__THE INPUT__:
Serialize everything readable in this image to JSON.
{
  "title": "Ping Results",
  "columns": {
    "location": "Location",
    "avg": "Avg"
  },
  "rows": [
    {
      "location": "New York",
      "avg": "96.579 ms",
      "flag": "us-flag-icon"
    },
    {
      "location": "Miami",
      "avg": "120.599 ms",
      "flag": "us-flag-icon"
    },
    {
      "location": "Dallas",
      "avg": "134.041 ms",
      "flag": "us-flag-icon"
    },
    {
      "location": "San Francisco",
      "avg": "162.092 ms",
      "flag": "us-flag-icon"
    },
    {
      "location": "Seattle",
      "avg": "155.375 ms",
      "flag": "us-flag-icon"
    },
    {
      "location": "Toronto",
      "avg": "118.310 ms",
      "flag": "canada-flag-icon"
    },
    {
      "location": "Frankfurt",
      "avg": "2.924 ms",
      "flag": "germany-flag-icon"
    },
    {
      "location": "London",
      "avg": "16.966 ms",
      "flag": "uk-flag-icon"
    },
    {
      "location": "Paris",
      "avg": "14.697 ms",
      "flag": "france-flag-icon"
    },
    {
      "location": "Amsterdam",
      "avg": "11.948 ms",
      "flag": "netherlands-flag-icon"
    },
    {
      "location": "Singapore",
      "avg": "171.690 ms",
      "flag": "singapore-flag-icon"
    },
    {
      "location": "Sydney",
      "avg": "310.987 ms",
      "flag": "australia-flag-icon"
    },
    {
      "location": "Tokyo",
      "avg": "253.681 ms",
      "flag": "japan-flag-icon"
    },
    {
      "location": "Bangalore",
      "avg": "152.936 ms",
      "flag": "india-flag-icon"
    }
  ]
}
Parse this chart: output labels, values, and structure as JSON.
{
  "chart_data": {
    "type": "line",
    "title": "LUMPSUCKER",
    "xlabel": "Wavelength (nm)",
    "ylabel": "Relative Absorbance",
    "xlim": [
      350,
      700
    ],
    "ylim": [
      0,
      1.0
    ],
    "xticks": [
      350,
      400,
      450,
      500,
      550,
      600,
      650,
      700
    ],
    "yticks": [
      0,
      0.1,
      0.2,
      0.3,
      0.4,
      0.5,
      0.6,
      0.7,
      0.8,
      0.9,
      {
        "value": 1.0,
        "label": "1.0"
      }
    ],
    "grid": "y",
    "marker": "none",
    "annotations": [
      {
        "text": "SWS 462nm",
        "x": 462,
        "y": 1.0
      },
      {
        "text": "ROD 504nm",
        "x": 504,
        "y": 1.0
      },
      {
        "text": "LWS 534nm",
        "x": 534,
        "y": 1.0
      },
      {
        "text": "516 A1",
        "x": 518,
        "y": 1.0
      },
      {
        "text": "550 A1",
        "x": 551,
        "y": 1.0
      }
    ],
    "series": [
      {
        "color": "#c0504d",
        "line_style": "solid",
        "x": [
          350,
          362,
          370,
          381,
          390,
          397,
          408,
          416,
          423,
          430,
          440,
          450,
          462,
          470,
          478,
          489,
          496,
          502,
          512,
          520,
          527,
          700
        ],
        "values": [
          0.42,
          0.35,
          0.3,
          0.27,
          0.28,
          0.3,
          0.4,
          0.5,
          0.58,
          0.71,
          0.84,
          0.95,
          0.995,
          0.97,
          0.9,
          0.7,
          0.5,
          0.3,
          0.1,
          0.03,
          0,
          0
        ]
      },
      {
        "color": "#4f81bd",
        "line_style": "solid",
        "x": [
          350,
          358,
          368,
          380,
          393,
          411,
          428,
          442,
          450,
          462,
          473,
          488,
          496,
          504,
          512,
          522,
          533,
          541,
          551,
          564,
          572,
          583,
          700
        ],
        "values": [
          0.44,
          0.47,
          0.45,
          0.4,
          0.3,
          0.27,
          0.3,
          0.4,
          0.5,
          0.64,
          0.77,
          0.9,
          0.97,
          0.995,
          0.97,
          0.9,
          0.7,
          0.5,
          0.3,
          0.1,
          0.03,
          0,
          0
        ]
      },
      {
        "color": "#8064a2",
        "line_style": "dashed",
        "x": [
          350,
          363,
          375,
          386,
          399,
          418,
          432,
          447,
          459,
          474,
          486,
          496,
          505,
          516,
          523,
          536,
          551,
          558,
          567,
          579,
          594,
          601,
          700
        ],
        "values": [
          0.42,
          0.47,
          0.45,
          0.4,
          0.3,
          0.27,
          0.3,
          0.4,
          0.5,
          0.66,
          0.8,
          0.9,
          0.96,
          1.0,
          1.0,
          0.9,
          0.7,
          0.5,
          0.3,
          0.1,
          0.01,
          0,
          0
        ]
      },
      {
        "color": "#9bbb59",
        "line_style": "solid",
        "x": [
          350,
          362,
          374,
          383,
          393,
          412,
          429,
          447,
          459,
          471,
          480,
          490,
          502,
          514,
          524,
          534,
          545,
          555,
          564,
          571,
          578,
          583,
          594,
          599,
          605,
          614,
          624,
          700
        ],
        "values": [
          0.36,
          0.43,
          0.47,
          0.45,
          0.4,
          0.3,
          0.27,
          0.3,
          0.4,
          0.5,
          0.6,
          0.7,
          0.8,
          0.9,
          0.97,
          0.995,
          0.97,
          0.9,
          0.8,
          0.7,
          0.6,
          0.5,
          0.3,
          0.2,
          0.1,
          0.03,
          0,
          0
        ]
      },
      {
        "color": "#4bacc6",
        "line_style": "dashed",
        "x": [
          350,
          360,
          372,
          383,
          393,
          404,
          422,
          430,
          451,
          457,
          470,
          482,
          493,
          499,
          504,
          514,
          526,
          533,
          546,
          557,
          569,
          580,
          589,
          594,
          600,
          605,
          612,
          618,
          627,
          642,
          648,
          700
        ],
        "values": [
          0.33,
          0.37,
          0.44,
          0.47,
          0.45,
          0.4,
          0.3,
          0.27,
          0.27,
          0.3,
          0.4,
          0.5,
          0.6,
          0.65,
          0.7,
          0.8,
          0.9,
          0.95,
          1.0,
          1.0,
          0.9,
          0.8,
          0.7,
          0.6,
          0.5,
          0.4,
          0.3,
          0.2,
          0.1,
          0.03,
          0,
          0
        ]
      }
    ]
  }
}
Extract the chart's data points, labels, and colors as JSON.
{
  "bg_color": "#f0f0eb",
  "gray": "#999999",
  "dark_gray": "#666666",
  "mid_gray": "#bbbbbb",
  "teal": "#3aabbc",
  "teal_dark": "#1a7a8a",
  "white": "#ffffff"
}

__YOUR TASK__:
Check each line of the entries for the string "title". Copy the lines that have it.

__RESULT BELOW__:
  "title": "Ping Results",
    "title": "LUMPSUCKER",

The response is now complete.